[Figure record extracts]
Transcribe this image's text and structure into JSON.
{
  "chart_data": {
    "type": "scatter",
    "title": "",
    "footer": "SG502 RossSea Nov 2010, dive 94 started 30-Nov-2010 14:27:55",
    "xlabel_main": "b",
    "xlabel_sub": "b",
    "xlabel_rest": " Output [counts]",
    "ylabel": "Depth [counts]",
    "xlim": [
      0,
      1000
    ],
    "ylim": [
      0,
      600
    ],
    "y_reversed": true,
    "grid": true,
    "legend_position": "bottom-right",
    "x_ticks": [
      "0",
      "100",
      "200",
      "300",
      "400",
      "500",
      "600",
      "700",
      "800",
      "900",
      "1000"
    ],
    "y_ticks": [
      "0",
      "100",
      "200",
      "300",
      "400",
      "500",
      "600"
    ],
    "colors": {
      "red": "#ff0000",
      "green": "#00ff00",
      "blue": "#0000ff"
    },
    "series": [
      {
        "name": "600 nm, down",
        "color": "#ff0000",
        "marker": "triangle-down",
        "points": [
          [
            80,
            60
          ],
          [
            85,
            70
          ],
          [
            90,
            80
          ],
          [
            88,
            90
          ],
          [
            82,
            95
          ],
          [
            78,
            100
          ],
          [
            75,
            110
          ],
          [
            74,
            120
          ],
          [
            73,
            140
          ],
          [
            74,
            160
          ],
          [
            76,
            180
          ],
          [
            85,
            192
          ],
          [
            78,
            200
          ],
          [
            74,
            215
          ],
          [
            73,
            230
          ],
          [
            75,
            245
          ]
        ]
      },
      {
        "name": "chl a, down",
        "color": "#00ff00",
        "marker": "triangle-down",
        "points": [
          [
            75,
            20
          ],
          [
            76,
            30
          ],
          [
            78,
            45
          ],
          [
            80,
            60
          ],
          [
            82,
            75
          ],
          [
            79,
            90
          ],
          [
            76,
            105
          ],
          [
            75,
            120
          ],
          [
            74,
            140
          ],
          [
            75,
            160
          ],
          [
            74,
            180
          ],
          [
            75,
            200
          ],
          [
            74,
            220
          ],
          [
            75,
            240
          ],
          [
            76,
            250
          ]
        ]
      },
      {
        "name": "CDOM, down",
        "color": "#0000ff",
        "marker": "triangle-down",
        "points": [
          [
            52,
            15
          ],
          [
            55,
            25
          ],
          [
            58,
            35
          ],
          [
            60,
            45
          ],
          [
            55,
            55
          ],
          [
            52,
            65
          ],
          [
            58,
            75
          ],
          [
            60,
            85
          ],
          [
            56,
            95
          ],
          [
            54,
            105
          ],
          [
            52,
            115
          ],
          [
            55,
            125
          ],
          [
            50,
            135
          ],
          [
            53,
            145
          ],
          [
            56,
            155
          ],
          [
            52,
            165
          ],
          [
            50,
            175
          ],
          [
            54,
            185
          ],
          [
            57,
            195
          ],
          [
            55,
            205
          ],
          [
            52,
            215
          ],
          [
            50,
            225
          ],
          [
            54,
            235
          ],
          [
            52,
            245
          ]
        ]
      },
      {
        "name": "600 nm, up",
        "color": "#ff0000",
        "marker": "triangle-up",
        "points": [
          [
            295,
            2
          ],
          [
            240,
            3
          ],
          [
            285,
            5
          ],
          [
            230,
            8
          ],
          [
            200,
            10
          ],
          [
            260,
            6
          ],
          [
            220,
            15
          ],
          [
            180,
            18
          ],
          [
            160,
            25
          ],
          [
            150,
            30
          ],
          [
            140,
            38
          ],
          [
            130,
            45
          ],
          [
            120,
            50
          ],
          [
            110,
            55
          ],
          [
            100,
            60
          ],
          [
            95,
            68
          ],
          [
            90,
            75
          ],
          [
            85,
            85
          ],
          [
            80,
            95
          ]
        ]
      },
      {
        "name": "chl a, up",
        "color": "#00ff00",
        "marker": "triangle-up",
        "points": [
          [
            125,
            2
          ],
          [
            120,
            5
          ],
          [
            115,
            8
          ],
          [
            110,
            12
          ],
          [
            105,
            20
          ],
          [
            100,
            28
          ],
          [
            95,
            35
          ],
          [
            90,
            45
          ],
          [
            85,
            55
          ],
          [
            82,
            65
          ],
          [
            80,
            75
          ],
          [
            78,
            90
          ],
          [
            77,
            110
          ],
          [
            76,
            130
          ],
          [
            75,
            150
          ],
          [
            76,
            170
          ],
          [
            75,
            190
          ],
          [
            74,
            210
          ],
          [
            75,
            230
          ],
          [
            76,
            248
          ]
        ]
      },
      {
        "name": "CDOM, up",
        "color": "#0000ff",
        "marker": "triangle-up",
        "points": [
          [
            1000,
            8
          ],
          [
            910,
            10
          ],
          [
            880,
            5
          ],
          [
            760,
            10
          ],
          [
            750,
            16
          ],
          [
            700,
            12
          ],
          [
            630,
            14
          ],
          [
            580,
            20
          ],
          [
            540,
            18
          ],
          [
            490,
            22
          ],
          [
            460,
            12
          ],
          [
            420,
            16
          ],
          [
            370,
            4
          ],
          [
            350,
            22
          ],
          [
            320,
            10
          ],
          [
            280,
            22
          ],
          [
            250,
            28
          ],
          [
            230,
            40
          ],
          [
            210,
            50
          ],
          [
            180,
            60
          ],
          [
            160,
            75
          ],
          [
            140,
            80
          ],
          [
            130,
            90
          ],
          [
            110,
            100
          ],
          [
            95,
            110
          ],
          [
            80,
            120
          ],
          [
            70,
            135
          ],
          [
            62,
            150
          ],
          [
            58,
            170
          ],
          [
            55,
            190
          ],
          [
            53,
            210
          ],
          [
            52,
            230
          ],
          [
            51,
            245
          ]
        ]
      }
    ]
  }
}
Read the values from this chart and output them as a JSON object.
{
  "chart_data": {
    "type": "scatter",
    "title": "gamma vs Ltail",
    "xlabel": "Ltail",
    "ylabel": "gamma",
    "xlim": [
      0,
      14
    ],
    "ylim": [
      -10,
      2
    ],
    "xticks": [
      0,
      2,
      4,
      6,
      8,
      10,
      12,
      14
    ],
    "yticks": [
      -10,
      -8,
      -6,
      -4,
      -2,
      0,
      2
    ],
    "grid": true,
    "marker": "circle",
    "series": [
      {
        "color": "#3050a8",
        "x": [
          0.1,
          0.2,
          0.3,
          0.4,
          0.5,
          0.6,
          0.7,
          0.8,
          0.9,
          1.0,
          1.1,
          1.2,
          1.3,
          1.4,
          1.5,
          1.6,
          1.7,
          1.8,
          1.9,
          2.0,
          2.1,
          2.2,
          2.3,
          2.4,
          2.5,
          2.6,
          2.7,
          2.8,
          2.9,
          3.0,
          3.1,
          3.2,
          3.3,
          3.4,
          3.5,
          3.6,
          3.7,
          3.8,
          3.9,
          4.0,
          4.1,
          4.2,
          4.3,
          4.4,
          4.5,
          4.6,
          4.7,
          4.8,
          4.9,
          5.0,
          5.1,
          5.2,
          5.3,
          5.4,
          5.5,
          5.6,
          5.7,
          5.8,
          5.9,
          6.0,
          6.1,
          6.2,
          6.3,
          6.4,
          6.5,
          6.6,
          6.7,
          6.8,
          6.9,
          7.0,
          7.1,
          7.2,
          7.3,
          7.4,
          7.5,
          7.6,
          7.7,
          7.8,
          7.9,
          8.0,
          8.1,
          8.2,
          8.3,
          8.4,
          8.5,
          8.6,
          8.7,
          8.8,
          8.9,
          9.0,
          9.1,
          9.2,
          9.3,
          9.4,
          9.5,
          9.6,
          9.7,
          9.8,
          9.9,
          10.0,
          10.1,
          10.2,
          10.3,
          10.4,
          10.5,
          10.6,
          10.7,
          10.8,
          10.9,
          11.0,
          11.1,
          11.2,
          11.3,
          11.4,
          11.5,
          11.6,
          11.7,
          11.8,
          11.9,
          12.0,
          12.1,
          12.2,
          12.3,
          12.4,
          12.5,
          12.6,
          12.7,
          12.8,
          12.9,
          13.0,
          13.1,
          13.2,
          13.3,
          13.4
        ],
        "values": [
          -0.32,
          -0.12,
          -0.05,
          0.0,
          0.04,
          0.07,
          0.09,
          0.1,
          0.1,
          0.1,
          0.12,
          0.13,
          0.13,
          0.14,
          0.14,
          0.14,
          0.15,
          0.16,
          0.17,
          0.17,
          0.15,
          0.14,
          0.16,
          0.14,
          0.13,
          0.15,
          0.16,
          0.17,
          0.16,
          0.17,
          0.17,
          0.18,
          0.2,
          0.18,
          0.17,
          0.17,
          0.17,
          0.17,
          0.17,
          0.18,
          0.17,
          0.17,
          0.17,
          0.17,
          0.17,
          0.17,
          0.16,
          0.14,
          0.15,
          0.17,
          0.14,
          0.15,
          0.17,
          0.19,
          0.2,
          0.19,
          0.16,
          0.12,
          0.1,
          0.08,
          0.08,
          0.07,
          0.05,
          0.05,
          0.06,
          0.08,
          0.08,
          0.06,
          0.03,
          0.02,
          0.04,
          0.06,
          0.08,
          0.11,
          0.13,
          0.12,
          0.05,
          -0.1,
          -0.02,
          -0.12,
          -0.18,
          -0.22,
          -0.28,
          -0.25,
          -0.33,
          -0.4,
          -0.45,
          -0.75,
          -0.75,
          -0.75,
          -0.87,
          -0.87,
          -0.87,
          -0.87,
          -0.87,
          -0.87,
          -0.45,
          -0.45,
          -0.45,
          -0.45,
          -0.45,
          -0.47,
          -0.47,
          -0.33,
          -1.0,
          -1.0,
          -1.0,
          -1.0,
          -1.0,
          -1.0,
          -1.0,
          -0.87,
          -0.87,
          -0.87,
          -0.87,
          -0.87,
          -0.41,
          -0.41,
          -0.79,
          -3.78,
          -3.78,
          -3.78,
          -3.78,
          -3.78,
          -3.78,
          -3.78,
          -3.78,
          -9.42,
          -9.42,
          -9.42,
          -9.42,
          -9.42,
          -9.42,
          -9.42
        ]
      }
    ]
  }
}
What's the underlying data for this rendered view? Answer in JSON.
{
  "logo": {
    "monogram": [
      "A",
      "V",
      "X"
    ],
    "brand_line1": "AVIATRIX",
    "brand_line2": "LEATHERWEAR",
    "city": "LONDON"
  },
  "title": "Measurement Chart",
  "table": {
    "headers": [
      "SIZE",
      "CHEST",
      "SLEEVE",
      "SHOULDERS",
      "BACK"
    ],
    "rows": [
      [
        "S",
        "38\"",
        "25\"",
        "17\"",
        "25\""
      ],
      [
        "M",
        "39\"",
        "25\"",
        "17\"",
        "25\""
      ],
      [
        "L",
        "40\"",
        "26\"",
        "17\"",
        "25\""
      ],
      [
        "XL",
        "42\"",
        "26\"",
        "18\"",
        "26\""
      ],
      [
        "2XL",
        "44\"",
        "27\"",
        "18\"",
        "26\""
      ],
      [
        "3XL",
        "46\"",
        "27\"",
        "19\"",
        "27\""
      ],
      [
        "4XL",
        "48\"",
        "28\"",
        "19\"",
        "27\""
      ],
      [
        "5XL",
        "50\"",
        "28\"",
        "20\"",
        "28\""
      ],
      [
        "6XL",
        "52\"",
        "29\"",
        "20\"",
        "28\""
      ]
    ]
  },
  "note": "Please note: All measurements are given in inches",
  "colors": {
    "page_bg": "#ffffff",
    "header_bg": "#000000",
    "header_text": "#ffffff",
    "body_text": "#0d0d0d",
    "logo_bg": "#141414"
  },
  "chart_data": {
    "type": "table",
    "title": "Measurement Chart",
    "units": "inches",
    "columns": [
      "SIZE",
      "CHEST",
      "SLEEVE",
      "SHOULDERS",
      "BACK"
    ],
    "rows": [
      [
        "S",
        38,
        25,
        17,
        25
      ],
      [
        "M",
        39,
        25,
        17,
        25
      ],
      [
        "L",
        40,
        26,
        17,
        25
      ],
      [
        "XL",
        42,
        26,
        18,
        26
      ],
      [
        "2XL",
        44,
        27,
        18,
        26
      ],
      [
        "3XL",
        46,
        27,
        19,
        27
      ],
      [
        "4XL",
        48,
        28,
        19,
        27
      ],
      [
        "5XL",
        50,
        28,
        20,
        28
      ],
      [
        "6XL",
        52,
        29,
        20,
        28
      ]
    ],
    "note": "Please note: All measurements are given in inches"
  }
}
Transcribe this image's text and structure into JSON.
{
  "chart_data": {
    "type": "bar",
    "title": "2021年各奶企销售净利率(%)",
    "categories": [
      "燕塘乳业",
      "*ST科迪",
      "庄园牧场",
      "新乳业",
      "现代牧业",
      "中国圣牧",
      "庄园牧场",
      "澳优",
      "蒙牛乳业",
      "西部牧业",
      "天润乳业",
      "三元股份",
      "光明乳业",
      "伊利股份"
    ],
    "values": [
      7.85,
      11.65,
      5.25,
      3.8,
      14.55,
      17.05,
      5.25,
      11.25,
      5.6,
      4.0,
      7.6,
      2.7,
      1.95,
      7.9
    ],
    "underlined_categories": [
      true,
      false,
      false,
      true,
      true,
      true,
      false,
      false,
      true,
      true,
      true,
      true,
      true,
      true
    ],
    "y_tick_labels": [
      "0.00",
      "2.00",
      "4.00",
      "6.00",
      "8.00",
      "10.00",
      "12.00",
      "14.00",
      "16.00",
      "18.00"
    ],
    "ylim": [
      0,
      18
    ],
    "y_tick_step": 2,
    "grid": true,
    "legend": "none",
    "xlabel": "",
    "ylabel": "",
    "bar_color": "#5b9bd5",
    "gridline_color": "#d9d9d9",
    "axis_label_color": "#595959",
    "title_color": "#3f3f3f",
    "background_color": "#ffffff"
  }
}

GIVEN PROBLEM
Which lines contain "ffffff"? Copy each of them.

THE SOLUTION
    "page_bg": "#ffffff",
    "header_text": "#ffffff",
    "background_color": "#ffffff"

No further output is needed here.